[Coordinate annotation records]
◇ ◇ ◇
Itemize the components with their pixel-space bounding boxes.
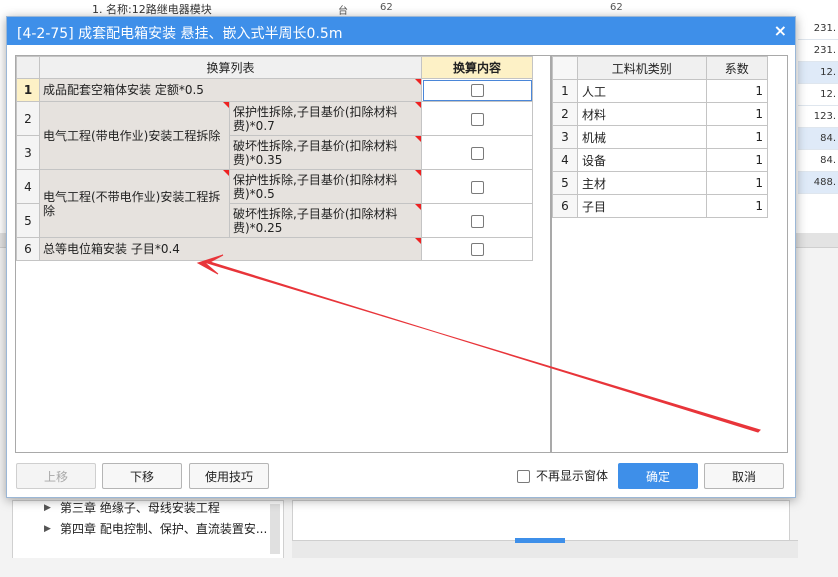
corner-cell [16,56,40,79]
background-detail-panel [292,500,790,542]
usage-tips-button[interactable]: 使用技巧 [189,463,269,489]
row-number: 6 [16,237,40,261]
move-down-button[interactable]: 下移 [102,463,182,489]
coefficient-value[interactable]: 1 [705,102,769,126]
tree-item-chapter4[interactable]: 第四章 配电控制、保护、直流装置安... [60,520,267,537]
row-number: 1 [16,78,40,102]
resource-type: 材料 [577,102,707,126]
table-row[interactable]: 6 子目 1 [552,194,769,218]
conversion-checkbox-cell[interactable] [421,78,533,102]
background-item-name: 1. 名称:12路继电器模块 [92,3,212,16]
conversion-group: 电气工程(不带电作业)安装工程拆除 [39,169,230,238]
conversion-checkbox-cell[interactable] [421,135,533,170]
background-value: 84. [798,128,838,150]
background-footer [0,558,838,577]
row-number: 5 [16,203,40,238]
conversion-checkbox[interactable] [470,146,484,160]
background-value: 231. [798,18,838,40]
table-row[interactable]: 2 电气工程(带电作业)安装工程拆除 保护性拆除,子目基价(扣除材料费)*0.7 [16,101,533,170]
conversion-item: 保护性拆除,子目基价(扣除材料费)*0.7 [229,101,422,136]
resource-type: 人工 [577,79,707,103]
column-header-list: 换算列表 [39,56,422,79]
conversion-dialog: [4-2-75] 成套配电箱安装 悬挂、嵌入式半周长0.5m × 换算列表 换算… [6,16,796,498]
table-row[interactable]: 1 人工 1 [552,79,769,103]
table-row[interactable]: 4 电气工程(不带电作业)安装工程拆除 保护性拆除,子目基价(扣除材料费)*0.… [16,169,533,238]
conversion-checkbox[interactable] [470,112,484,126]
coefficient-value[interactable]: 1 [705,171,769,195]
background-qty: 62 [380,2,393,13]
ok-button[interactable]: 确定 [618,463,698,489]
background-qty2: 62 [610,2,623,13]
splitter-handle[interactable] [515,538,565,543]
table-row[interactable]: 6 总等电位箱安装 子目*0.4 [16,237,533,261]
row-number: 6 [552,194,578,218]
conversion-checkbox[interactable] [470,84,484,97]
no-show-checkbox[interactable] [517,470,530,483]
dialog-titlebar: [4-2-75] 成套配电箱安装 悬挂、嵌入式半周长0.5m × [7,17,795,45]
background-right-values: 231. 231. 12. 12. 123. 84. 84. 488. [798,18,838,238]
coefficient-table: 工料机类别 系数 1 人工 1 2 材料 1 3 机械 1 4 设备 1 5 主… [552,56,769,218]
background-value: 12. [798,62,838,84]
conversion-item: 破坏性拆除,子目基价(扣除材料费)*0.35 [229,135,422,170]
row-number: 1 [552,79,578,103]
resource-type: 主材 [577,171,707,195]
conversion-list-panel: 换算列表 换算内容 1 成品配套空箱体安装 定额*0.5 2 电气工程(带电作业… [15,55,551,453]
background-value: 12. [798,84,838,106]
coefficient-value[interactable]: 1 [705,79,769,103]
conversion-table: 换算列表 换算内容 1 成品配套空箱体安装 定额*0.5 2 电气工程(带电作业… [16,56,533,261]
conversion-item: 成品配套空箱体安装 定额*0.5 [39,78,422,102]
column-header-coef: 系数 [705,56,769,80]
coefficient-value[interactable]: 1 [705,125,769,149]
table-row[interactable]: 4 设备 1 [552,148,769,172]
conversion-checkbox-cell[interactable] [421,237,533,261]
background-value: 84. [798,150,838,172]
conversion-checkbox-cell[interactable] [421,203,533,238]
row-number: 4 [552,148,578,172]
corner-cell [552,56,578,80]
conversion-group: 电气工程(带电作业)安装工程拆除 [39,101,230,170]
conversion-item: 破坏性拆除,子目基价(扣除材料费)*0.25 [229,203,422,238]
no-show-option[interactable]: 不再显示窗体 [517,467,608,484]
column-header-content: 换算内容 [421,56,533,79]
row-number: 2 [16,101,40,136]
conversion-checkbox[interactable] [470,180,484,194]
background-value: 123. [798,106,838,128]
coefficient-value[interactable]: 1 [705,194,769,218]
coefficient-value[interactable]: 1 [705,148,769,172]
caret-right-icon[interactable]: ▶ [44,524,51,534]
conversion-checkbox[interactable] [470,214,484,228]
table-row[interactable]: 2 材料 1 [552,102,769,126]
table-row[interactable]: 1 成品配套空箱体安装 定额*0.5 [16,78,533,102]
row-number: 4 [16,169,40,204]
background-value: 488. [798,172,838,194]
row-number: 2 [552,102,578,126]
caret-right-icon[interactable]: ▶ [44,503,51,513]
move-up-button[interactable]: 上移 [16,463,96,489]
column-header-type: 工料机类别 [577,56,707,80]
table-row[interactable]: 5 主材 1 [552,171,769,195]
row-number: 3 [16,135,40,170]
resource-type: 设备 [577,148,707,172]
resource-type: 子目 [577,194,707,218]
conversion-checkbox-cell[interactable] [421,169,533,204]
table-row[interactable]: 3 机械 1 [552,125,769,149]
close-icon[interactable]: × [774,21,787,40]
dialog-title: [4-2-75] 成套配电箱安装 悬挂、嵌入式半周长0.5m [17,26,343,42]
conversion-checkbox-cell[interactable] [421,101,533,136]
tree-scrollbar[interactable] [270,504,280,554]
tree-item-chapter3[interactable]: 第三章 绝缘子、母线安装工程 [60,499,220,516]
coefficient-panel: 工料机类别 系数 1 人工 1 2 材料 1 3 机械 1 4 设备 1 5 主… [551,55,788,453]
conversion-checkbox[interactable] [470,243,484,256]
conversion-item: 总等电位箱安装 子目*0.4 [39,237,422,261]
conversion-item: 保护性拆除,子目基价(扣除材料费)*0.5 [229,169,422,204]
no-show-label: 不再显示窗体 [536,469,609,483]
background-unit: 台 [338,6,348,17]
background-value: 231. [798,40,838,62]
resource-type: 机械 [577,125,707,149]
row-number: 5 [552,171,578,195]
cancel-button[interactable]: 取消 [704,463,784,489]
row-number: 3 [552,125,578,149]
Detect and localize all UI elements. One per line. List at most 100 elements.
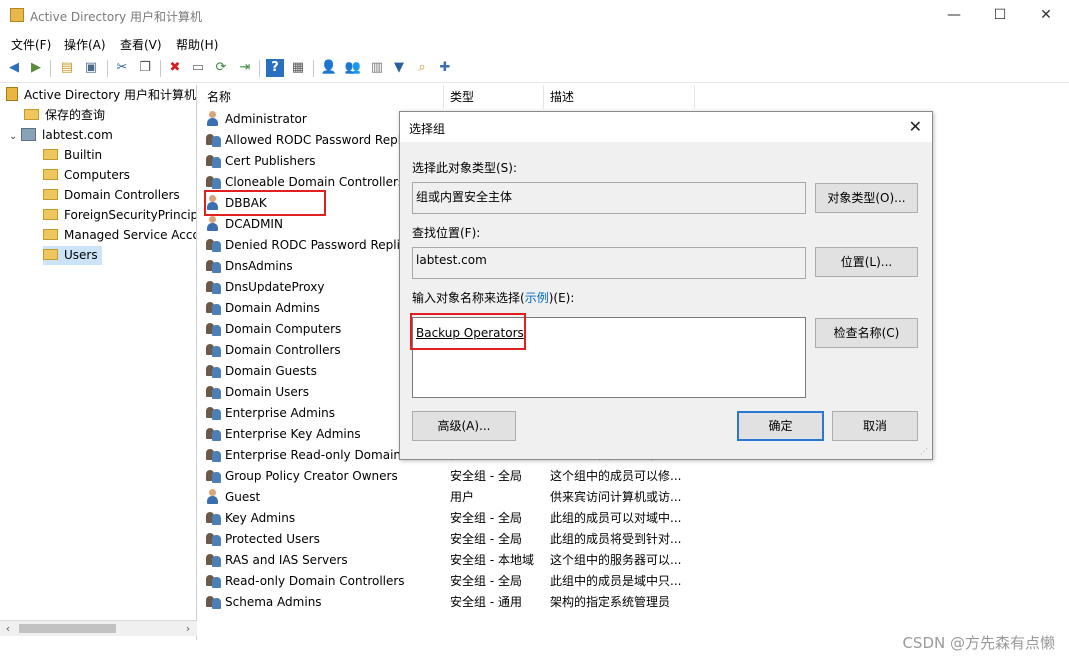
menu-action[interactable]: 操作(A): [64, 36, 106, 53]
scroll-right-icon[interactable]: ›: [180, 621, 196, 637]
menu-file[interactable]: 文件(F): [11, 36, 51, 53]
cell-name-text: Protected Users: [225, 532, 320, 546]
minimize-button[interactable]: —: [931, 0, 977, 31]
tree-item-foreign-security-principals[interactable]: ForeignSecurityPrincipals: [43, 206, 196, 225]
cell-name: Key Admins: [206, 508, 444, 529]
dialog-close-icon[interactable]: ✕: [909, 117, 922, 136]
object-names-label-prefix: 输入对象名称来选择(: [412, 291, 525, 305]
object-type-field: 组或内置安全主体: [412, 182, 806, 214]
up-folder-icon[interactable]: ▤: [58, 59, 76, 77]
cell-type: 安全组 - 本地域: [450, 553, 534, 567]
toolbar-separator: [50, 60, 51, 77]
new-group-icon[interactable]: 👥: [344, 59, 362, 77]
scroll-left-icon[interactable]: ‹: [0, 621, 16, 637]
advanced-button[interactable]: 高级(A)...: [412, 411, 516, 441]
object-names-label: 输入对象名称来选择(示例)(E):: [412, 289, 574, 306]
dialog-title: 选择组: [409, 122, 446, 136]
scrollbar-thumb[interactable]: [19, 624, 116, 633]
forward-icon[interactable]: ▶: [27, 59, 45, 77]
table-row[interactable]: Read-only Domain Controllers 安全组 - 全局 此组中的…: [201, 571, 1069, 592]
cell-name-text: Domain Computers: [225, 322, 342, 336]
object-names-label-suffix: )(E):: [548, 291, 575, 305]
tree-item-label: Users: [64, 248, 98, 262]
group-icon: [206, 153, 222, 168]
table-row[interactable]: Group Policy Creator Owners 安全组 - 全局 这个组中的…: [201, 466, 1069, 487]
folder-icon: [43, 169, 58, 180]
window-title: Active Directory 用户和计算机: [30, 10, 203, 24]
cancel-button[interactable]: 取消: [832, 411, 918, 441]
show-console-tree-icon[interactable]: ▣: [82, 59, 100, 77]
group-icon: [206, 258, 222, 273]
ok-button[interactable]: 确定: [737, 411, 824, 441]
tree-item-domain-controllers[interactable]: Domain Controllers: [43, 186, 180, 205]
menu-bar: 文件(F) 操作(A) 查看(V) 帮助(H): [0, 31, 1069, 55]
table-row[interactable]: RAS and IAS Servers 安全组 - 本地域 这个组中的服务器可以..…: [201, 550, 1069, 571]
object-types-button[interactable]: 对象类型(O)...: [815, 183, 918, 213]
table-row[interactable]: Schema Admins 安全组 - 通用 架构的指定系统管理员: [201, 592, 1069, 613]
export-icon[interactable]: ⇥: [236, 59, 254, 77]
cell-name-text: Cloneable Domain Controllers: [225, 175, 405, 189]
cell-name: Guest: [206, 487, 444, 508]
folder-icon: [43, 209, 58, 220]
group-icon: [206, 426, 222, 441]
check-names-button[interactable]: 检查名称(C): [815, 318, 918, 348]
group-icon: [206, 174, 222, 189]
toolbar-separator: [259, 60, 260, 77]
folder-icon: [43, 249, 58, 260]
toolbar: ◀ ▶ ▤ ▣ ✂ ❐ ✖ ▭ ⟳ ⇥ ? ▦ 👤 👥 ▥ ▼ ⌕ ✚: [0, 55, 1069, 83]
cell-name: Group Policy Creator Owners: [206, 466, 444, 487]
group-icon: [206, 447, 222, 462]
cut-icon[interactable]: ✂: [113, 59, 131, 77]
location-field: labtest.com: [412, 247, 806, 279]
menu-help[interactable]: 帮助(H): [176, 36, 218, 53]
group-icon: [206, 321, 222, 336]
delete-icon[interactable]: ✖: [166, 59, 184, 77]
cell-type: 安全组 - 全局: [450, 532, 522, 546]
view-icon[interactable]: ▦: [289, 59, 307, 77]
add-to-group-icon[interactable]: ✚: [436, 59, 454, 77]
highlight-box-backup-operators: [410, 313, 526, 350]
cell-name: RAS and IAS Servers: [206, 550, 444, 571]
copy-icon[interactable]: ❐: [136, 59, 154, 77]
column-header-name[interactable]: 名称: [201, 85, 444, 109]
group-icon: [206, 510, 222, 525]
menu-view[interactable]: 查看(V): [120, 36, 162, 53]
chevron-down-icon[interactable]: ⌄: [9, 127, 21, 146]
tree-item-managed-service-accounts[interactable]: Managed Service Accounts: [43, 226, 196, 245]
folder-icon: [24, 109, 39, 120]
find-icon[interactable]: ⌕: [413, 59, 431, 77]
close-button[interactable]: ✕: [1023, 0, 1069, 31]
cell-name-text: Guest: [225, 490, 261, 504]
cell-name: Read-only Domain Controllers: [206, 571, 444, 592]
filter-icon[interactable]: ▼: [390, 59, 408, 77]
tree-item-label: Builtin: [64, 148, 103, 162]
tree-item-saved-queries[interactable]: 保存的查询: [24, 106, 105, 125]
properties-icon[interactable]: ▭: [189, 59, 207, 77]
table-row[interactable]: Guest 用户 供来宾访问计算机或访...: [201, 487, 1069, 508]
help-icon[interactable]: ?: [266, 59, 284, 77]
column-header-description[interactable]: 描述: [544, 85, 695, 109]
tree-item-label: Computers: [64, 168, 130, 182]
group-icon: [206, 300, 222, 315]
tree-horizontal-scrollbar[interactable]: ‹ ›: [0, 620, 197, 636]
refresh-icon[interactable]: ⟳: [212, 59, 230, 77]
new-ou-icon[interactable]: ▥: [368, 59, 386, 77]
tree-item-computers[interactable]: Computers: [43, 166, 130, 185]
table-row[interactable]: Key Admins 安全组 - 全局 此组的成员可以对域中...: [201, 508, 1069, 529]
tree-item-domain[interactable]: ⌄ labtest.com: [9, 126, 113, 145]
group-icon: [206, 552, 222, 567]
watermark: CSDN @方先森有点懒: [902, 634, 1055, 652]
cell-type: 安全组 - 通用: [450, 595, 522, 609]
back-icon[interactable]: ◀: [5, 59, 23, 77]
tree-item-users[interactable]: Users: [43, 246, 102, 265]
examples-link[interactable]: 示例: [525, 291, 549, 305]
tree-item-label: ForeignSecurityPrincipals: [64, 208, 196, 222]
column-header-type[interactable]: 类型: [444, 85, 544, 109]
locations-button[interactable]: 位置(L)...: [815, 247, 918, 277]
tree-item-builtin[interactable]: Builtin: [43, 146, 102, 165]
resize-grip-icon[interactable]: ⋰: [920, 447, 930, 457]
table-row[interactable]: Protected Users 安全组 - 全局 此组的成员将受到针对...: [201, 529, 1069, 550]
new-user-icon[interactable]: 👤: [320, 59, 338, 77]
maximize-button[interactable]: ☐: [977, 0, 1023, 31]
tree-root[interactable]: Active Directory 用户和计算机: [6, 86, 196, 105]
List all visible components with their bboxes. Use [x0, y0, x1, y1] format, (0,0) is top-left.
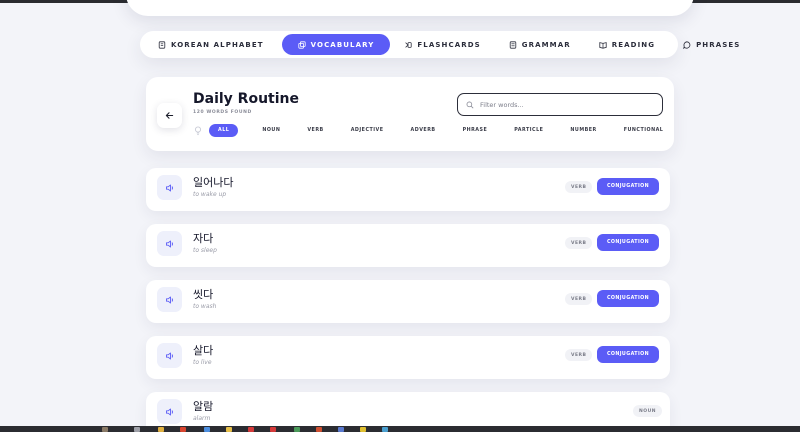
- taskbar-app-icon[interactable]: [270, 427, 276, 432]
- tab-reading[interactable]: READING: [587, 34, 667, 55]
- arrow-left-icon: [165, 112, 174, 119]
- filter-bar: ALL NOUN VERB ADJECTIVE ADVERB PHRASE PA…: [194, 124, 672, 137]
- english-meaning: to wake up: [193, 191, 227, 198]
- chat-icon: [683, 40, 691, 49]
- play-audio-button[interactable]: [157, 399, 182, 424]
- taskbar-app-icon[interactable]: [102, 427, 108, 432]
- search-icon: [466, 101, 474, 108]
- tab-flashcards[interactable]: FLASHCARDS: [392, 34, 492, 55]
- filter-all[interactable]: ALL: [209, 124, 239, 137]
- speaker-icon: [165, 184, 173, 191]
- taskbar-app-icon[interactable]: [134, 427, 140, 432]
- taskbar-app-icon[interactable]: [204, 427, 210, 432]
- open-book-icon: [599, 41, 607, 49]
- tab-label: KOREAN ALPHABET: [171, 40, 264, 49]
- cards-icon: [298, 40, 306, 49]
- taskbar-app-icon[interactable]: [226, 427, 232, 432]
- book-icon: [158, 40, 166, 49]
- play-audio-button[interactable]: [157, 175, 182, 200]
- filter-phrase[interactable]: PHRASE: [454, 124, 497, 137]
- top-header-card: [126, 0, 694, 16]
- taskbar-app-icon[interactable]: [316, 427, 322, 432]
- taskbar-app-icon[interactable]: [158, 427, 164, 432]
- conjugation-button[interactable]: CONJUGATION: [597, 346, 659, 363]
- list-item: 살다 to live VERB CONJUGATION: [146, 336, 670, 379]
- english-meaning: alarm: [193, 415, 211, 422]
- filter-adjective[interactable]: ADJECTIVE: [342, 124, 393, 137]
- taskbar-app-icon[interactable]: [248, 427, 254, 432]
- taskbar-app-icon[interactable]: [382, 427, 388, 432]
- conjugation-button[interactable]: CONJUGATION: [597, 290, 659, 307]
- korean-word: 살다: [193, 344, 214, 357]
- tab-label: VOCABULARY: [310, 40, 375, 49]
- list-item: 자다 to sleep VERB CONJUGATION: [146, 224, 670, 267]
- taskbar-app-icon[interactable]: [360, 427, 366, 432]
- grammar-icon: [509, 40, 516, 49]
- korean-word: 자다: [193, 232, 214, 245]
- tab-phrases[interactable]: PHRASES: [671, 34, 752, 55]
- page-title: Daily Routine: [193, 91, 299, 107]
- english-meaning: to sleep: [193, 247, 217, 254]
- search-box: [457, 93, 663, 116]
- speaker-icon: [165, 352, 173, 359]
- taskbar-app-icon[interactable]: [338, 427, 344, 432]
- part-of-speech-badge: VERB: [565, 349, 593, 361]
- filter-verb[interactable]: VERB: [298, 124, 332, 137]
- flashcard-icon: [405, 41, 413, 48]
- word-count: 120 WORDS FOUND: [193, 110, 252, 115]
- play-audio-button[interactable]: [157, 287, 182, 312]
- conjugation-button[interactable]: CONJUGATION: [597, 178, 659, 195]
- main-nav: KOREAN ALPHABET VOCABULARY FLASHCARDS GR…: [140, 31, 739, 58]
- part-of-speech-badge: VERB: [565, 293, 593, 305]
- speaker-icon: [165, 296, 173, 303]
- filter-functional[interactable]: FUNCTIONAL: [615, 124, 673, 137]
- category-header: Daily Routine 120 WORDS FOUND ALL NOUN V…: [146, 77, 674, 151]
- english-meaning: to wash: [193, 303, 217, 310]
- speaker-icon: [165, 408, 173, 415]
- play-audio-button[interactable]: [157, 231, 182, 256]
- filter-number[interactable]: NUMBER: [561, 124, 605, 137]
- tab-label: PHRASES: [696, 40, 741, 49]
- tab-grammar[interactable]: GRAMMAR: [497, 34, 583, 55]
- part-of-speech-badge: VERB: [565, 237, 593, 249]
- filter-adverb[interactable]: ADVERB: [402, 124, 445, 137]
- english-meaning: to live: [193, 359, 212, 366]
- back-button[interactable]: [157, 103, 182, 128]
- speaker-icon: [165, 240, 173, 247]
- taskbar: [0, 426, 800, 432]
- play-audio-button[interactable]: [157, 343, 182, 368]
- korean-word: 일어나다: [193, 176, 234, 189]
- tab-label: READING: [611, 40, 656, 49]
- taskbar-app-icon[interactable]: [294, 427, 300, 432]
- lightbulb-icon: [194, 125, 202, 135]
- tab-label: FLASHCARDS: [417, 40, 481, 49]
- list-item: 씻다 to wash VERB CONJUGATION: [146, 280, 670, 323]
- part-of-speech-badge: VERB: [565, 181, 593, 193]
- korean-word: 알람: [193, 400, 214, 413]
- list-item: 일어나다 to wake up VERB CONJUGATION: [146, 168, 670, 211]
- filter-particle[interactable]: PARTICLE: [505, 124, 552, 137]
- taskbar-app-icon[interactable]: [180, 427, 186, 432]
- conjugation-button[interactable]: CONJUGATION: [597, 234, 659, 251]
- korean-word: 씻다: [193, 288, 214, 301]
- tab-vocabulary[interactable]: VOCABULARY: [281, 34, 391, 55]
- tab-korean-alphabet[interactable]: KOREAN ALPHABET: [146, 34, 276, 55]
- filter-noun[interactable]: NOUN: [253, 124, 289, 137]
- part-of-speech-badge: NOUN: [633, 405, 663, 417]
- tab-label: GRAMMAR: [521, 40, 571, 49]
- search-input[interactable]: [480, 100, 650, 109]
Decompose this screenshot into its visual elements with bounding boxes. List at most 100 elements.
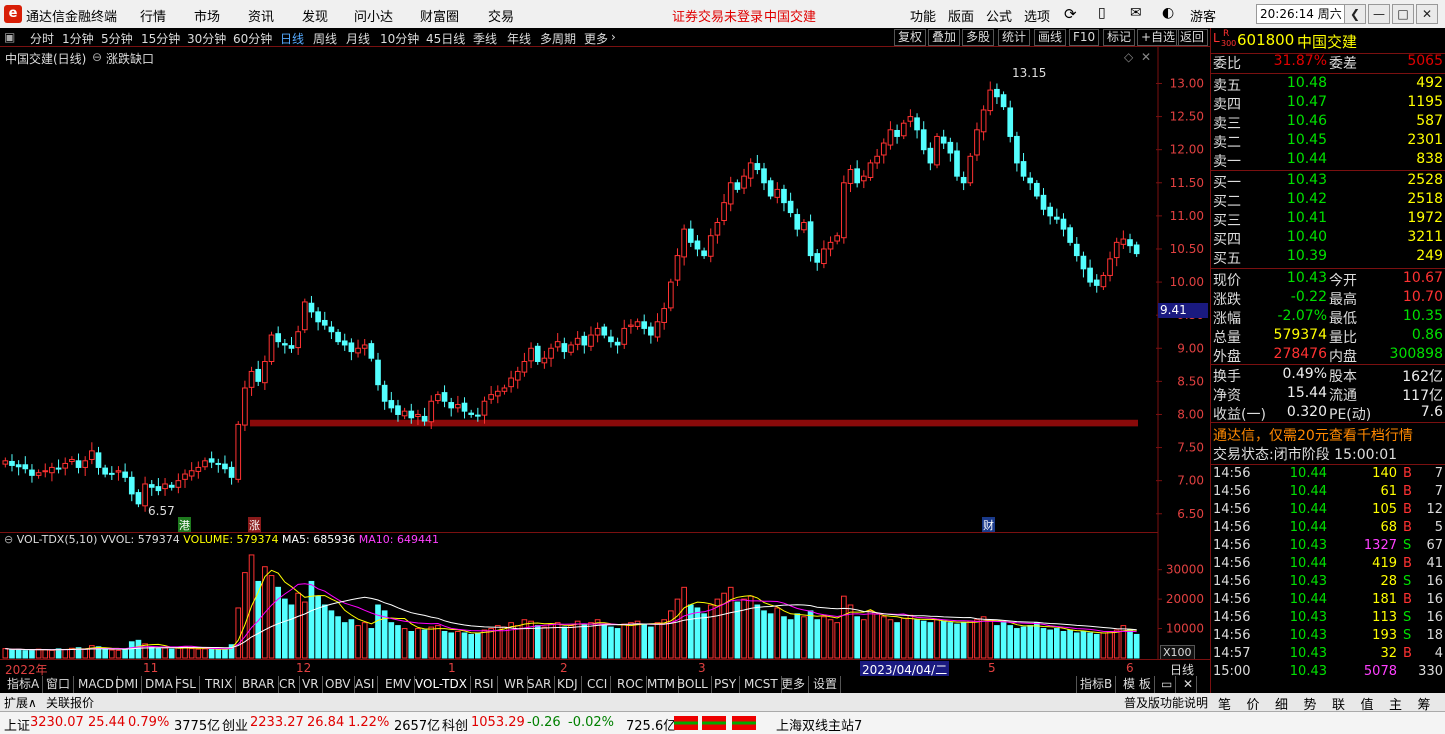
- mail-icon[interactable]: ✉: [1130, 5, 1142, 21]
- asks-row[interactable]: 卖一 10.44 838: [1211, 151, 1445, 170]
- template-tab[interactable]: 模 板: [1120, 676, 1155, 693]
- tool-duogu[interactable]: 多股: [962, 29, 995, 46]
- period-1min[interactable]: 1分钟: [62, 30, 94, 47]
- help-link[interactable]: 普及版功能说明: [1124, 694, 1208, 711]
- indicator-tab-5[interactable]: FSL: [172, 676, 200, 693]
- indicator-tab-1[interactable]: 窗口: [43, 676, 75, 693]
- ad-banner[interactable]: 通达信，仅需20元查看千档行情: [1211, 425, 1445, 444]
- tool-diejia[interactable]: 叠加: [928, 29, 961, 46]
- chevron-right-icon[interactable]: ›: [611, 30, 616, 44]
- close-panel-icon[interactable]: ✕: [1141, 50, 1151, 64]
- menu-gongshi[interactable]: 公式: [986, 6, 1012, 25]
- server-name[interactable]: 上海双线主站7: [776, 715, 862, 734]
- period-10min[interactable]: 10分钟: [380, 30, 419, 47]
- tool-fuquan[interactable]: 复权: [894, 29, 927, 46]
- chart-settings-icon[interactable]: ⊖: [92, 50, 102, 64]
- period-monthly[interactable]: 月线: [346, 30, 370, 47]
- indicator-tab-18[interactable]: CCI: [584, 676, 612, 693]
◇ ◇ ◇
- [Given task]: Update the data from the line with "menu-action[interactable]: 操作(A): [64, 36, 106, 53]" up to and including the line with "cell-type: 安全组 - 本地域: [450, 553, 534, 567]" by changing "up-folder-icon" to "parent-folder-icon". Write out only those lines, with everything else left as it is.

- [Final result]:
menu-action[interactable]: 操作(A): [64, 36, 106, 53]
scroll-right-icon[interactable]: ›: [180, 621, 196, 637]
menu-file[interactable]: 文件(F): [11, 36, 51, 53]
cell-name-text: Protected Users: [225, 532, 320, 546]
minimize-button[interactable]: —: [931, 0, 977, 31]
tree-item-foreign-security-principals[interactable]: ForeignSecurityPrincipals: [43, 206, 196, 225]
cell-name: Key Admins: [206, 508, 444, 529]
dialog-close-icon[interactable]: ✕: [909, 117, 922, 136]
object-names-label-prefix: 输入对象名称来选择(: [412, 291, 525, 305]
object-type-field: 组或内置安全主体: [412, 182, 806, 214]
parent-folder-icon[interactable]: ▤: [58, 59, 76, 77]
cell-type: 安全组 - 本地域: [450, 553, 534, 567]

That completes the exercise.